**RECORDS TO USE**

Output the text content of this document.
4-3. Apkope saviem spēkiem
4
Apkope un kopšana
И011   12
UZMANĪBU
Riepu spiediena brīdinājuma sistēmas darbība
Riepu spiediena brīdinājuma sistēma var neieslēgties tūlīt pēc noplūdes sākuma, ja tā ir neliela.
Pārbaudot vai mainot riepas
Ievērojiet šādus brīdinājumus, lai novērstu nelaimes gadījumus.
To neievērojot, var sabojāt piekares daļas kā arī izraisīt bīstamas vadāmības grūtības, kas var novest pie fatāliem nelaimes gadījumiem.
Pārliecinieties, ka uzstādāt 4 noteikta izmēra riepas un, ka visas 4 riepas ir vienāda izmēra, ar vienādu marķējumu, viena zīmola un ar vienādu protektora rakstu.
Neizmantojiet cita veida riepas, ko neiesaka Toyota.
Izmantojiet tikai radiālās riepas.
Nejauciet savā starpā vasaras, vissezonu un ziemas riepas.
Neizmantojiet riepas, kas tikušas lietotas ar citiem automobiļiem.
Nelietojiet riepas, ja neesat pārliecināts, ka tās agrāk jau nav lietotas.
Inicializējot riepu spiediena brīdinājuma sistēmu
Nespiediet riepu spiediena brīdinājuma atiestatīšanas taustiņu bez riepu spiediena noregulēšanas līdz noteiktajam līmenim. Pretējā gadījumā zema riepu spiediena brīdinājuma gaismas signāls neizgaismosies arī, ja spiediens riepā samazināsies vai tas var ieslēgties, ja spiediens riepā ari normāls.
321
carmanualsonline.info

**YOUR TASK**
The word "riepas" may appear on some lines. Report how many lines hold it, giving the number alone.

**TASK OUTPUT**
7